WHAT TO DO:
Write out, character for character, the rows in the stretch from the one containing "para-open-menus: To open" through the one containing "pic-keystone[interactable]: ▽Keystone (389, 582, 533, 599)", including both.
::::::::::
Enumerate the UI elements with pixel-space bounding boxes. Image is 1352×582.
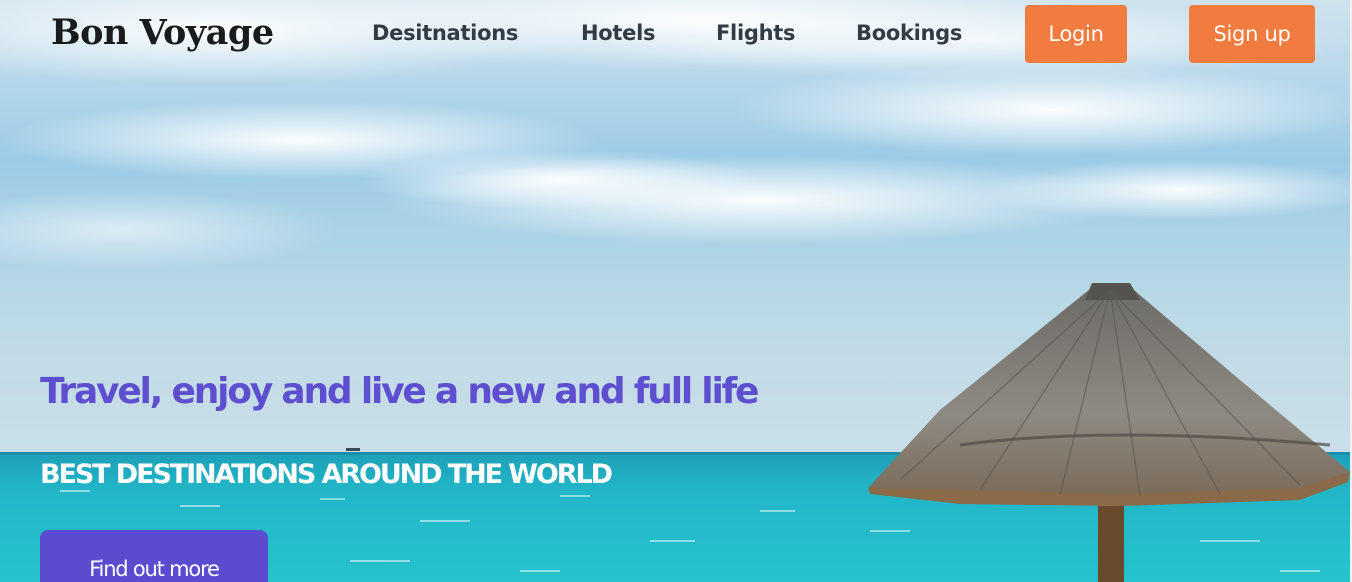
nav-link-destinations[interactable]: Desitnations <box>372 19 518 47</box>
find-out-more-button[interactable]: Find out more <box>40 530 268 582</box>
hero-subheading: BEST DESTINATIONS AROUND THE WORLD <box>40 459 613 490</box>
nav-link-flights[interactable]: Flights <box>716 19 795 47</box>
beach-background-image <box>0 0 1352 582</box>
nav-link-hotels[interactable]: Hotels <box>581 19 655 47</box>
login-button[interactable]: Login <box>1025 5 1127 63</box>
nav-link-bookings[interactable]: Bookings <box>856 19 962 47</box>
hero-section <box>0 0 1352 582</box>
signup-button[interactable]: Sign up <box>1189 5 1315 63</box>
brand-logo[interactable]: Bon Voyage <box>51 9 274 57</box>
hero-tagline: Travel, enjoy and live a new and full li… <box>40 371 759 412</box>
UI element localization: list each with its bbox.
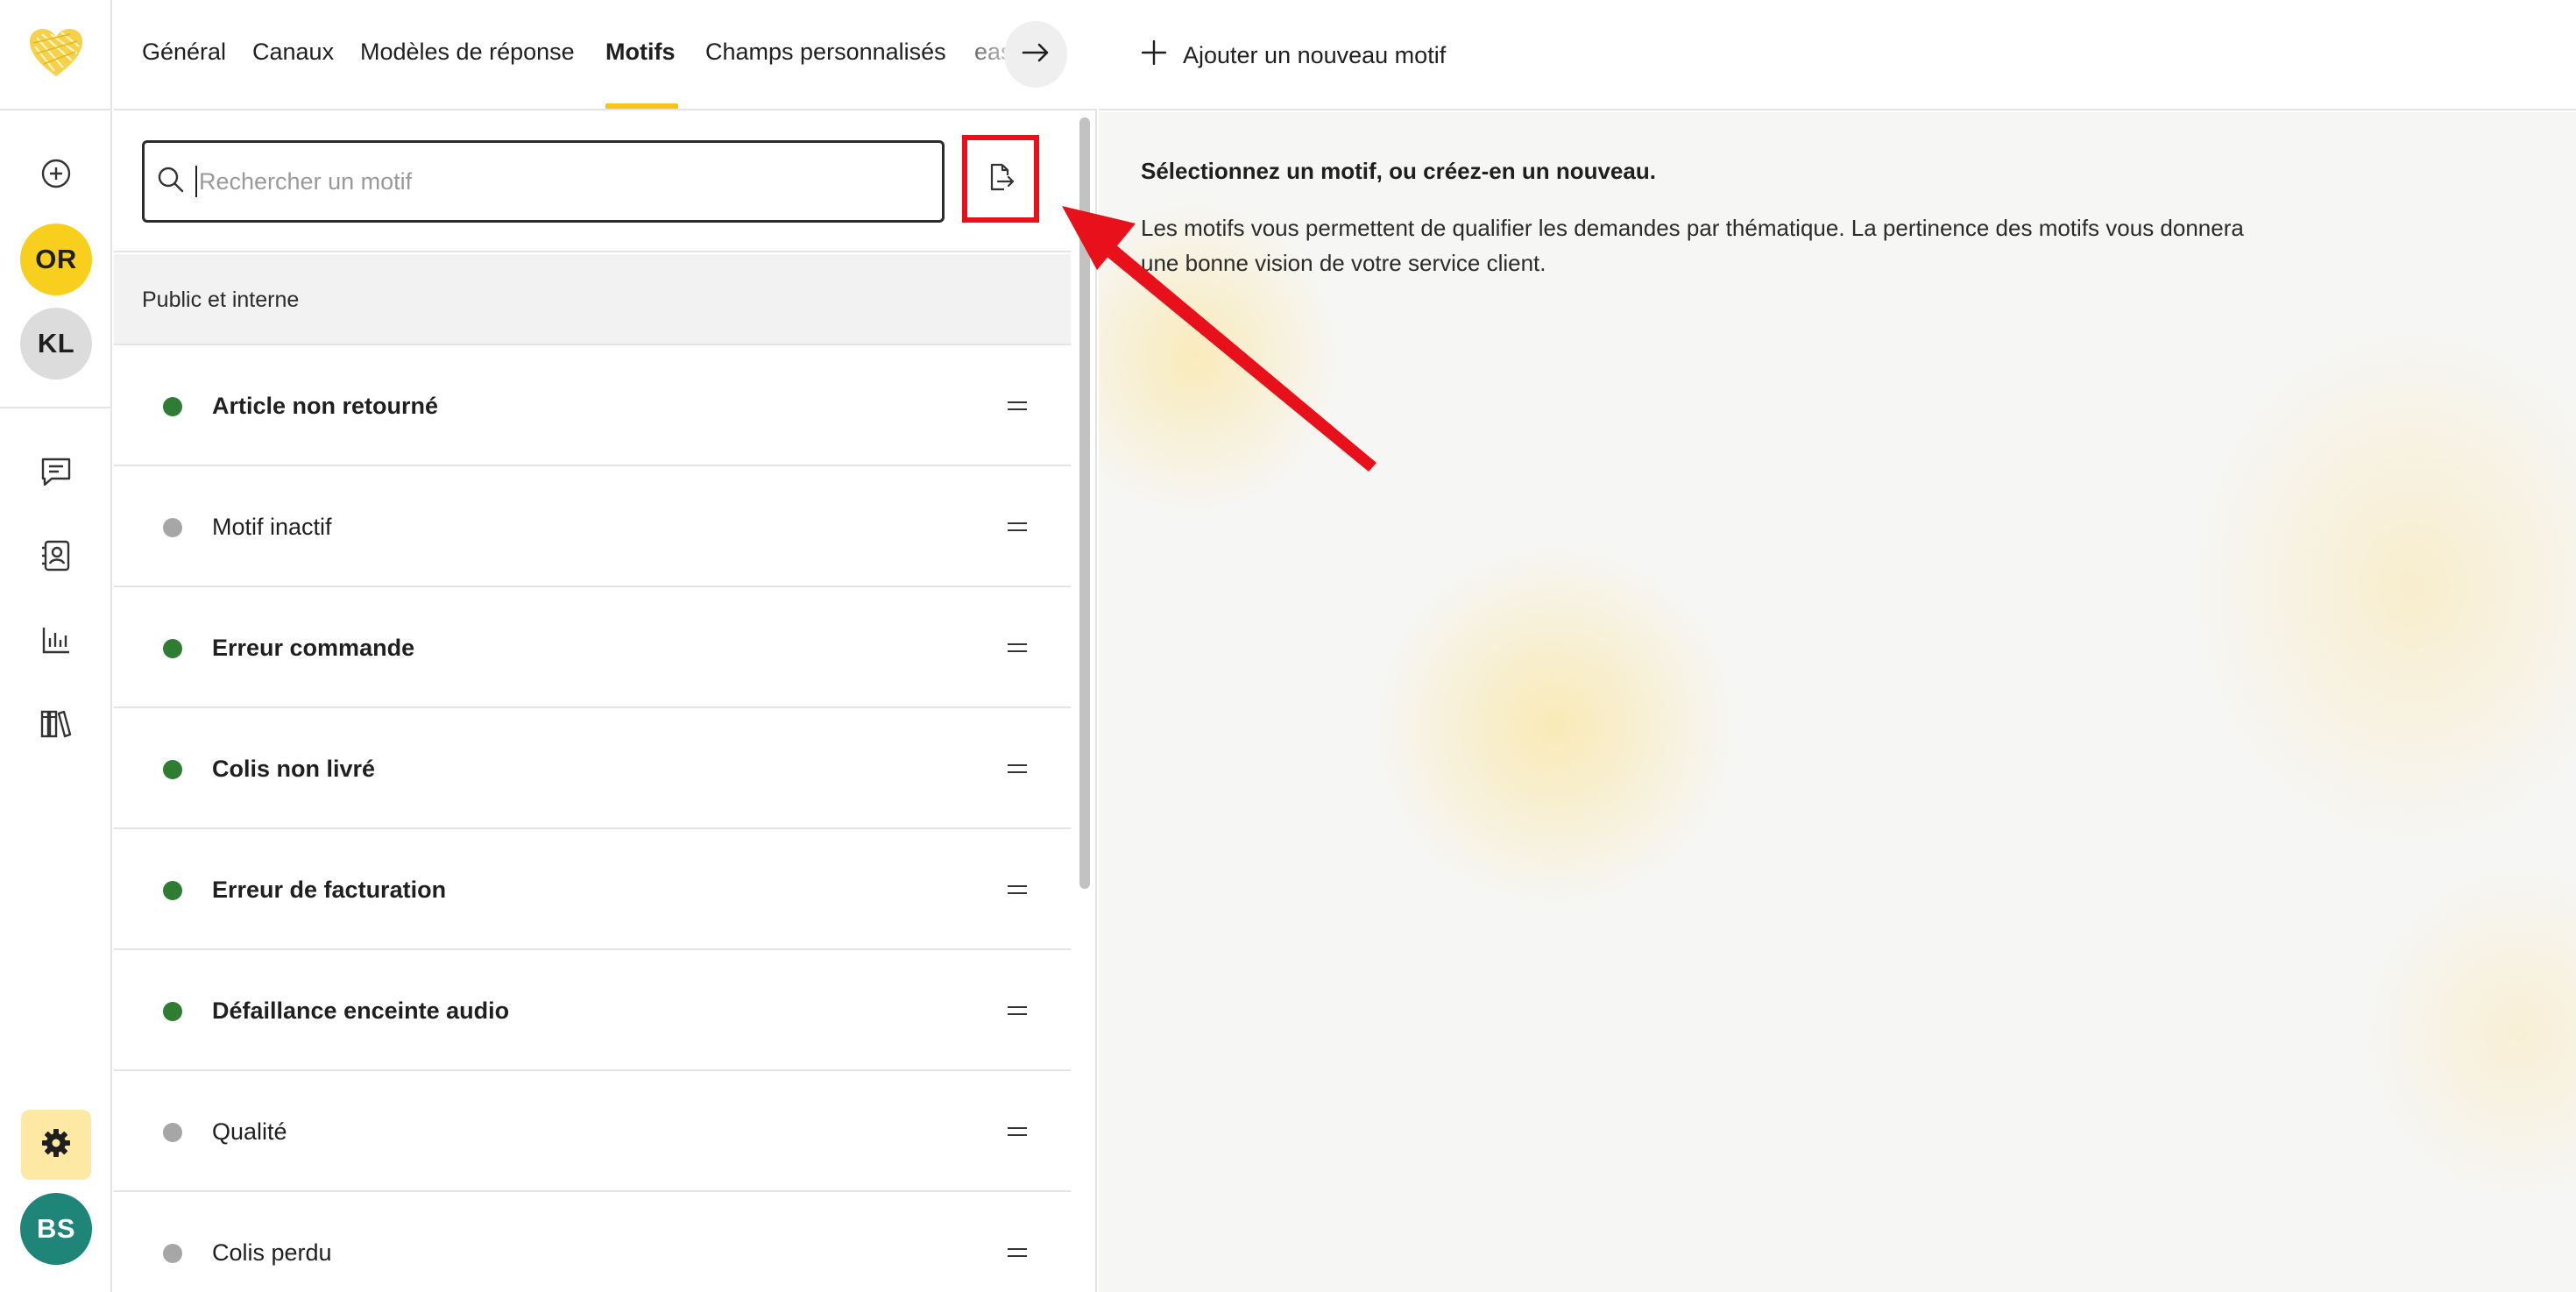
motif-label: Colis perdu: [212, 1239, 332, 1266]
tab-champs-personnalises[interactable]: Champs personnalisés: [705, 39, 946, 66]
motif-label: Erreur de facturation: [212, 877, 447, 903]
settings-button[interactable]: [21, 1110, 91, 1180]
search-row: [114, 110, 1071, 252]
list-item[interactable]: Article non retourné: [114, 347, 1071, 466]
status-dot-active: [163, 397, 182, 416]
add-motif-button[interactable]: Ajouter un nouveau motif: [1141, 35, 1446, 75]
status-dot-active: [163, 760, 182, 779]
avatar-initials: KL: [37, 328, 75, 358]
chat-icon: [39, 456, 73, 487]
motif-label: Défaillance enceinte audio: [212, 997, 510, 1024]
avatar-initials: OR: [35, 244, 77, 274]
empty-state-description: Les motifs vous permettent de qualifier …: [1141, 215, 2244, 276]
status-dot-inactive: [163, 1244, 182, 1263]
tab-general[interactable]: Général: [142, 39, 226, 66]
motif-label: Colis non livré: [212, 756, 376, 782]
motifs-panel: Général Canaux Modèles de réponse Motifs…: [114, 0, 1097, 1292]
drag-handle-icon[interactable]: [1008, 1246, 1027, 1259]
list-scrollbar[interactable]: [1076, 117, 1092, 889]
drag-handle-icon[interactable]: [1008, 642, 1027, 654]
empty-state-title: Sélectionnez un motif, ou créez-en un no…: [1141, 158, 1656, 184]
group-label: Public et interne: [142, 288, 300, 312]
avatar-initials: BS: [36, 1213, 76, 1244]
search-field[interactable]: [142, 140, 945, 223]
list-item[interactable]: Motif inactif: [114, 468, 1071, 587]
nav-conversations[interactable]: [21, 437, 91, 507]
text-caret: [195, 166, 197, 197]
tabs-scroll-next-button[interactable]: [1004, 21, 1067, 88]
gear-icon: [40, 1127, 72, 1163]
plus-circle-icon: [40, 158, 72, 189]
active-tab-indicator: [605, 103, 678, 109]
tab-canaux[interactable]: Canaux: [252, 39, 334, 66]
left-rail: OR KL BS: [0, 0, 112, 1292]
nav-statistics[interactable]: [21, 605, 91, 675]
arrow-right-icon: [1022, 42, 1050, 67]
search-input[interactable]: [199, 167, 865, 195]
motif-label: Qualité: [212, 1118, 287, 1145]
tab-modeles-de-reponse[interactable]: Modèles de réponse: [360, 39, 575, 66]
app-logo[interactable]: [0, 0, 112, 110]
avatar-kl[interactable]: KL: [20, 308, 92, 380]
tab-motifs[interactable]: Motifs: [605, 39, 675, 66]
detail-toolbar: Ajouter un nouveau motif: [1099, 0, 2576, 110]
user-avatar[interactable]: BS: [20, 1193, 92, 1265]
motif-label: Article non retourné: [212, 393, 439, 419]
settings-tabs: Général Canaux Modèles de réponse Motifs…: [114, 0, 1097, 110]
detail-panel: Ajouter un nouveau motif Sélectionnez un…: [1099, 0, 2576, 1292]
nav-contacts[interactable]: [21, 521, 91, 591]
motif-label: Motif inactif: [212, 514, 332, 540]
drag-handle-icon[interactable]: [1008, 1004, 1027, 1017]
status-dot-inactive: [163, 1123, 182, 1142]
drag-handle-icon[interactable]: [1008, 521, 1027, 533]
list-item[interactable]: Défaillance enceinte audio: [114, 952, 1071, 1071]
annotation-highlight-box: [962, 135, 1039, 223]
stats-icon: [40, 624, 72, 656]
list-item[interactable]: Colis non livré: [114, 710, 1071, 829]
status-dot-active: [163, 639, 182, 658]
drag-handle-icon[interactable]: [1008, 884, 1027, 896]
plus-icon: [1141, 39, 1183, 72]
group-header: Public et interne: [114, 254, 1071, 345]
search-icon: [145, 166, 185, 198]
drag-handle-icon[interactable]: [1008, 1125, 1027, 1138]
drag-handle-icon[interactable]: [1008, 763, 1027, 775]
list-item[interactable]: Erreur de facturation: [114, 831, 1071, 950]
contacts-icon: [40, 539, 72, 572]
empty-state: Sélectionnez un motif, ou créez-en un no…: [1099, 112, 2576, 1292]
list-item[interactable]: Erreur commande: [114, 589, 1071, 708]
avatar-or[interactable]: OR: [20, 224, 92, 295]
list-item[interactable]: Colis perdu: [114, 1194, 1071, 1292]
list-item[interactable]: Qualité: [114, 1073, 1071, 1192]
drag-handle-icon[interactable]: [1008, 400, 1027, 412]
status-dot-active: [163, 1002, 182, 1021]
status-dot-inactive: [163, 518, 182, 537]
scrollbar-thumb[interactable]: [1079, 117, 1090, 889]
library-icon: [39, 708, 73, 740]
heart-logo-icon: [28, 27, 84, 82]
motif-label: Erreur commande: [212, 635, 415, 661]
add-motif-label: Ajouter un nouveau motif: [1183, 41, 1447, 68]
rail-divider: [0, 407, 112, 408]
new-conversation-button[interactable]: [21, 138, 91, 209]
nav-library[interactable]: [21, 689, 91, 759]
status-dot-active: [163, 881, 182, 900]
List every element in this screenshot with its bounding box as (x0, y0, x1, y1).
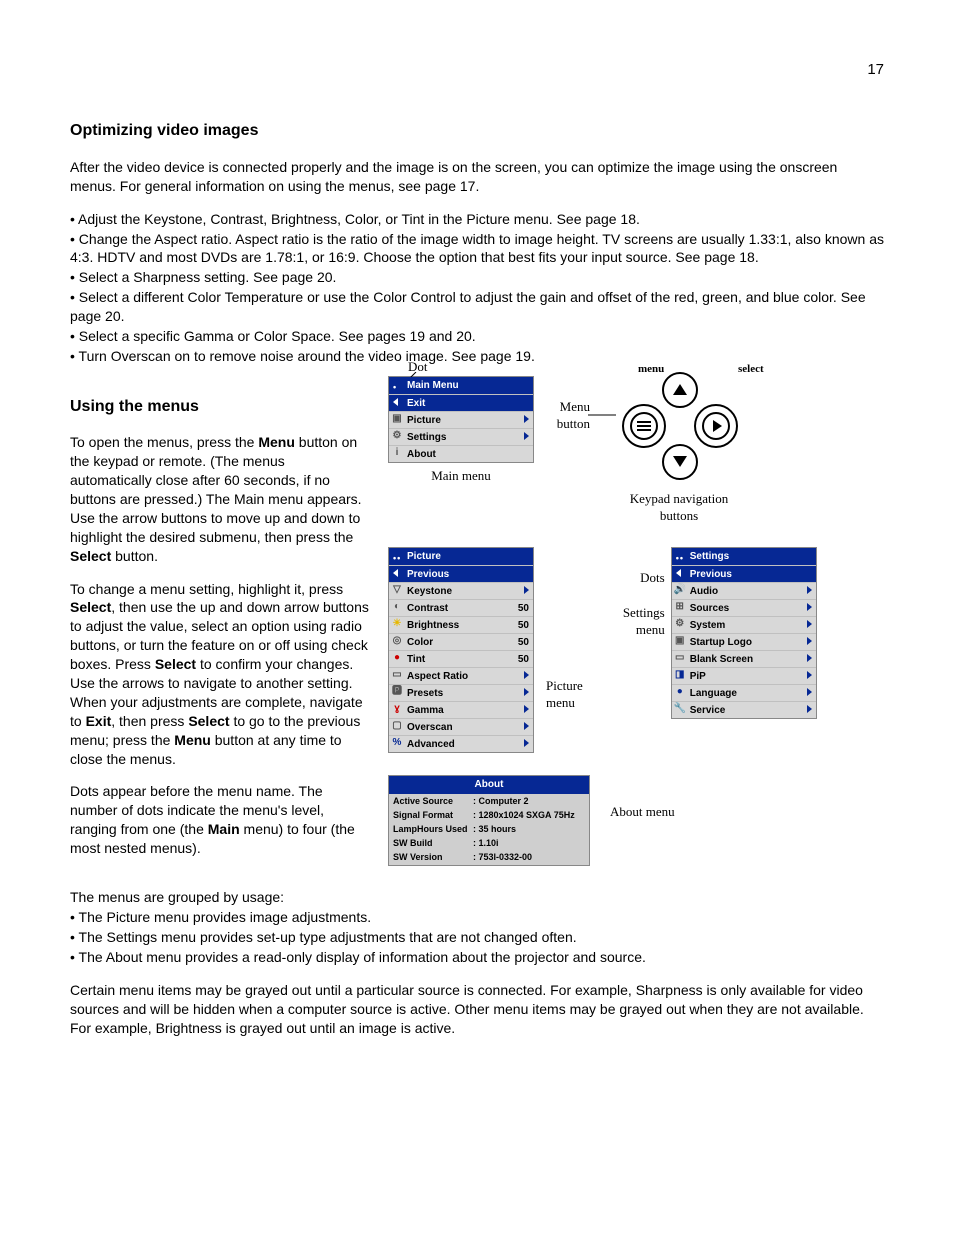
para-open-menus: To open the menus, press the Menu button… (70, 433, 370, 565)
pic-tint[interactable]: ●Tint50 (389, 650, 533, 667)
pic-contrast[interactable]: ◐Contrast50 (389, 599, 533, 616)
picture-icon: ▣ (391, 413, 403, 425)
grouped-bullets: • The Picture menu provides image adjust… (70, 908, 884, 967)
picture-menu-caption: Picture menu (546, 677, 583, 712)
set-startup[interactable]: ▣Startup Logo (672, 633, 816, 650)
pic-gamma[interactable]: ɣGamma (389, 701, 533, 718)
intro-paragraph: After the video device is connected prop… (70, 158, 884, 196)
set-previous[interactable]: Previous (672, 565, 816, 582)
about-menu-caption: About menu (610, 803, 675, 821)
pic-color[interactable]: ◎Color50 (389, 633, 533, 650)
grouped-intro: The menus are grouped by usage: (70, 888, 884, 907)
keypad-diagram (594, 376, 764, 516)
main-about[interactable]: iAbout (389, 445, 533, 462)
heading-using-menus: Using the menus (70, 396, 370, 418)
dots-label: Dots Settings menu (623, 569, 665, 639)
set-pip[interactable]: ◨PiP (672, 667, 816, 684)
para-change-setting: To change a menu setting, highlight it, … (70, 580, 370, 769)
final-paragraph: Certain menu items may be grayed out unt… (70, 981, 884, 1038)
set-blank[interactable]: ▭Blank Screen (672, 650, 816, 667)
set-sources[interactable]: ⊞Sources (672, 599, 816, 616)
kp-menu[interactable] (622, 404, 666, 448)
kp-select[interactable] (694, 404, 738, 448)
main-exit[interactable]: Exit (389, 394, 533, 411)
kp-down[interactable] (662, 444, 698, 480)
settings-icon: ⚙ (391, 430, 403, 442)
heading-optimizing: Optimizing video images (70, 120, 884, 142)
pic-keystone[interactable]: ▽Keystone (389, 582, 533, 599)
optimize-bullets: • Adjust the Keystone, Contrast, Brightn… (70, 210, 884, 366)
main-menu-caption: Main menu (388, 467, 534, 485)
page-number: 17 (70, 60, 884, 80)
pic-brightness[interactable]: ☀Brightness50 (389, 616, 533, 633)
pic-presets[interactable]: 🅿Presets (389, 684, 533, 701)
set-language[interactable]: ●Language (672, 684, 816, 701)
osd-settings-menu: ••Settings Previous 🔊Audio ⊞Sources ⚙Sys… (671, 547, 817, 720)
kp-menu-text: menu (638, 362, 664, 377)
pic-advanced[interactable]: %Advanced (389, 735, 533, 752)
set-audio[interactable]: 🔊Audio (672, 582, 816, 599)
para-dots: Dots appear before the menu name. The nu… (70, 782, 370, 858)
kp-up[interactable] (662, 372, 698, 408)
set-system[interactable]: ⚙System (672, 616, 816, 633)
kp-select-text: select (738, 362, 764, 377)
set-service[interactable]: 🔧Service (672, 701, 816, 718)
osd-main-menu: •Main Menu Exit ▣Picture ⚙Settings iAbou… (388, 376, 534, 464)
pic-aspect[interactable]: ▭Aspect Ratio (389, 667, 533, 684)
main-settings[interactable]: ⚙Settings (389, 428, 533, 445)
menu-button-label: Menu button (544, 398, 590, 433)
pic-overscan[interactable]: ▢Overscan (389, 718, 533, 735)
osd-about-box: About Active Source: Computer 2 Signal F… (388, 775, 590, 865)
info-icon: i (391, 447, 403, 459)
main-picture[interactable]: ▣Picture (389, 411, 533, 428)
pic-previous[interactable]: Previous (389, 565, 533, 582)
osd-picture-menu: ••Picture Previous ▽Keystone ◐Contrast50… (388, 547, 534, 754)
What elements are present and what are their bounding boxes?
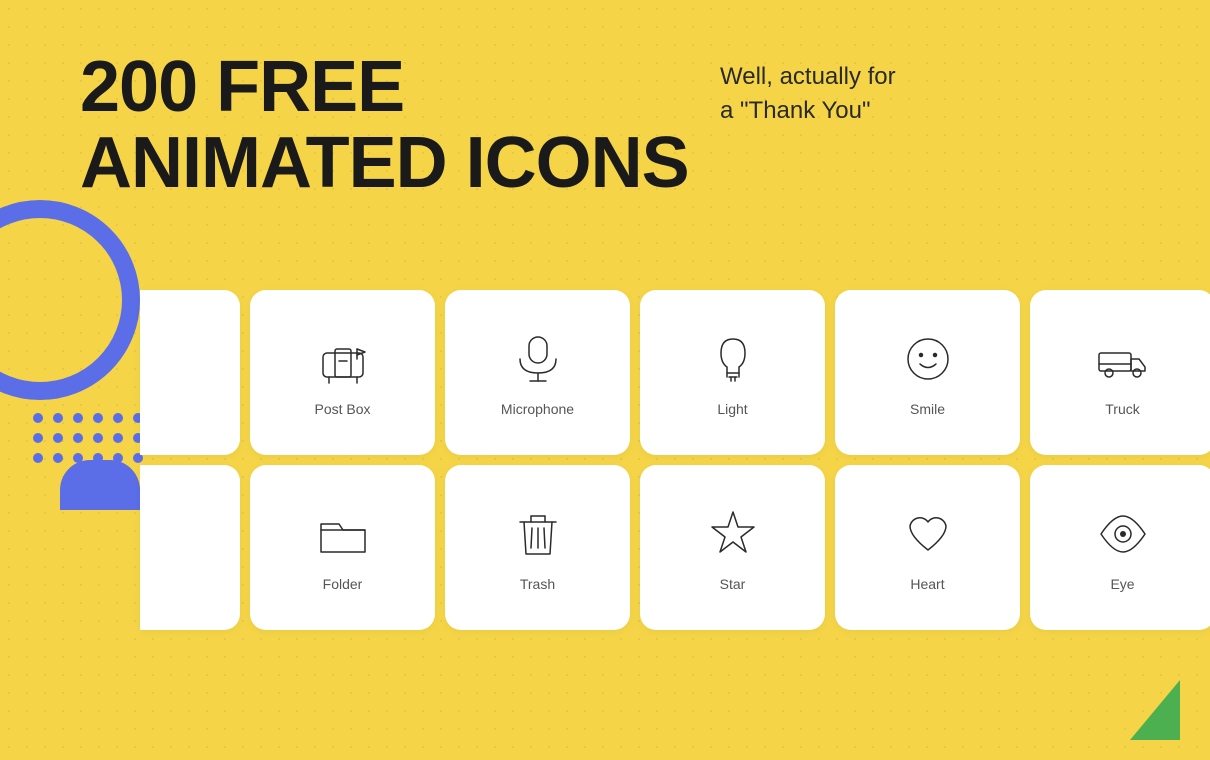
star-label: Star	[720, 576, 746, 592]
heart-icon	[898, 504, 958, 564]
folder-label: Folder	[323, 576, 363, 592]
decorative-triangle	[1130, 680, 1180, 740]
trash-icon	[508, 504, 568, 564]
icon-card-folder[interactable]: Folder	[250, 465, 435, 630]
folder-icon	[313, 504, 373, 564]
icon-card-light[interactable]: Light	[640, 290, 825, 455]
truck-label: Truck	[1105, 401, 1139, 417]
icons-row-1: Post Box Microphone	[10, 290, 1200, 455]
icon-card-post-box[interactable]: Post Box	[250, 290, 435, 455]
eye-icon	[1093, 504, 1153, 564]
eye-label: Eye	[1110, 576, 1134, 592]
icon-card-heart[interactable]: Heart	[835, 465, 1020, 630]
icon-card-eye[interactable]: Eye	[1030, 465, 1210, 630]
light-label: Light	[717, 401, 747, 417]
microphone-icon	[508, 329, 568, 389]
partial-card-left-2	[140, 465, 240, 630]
::::::::::
ANSWER TO THE EXERCISE:
para-open-menus: To open the menus, press the Menu button… (70, 433, 370, 565)
pic-tint[interactable]: ●Tint50 (389, 650, 533, 667)
pic-contrast[interactable]: ◐Contrast50 (389, 599, 533, 616)
picture-icon: ▣ (391, 413, 403, 425)
grouped-bullets: • The Picture menu provides image adjust… (70, 908, 884, 967)
picture-menu-caption: Picture menu (546, 677, 583, 712)
set-startup[interactable]: ▣Startup Logo (672, 633, 816, 650)
pic-gamma[interactable]: ɣGamma (389, 701, 533, 718)
intro-paragraph: After the video device is connected prop… (70, 158, 884, 196)
set-previous[interactable]: Previous (672, 565, 816, 582)
about-menu-caption: About menu (610, 803, 675, 821)
pic-color[interactable]: ◎Color50 (389, 633, 533, 650)
grouped-intro: The menus are grouped by usage: (70, 888, 884, 907)
keypad-diagram (594, 376, 764, 516)
main-about[interactable]: iAbout (389, 445, 533, 462)
heading-using-menus: Using the menus (70, 396, 370, 418)
dots-label: Dots Settings menu (623, 569, 665, 639)
set-pip[interactable]: ◨PiP (672, 667, 816, 684)
para-change-setting: To change a menu setting, highlight it, … (70, 580, 370, 769)
final-paragraph: Certain menu items may be grayed out unt… (70, 981, 884, 1038)
set-blank[interactable]: ▭Blank Screen (672, 650, 816, 667)
set-sources[interactable]: ⊞Sources (672, 599, 816, 616)
kp-menu[interactable] (622, 404, 666, 448)
kp-select[interactable] (694, 404, 738, 448)
main-exit[interactable]: Exit (389, 394, 533, 411)
kp-down[interactable] (662, 444, 698, 480)
settings-icon: ⚙ (391, 430, 403, 442)
heading-optimizing: Optimizing video images (70, 120, 884, 142)
pic-keystone[interactable]: ▽Keystone (389, 582, 533, 599)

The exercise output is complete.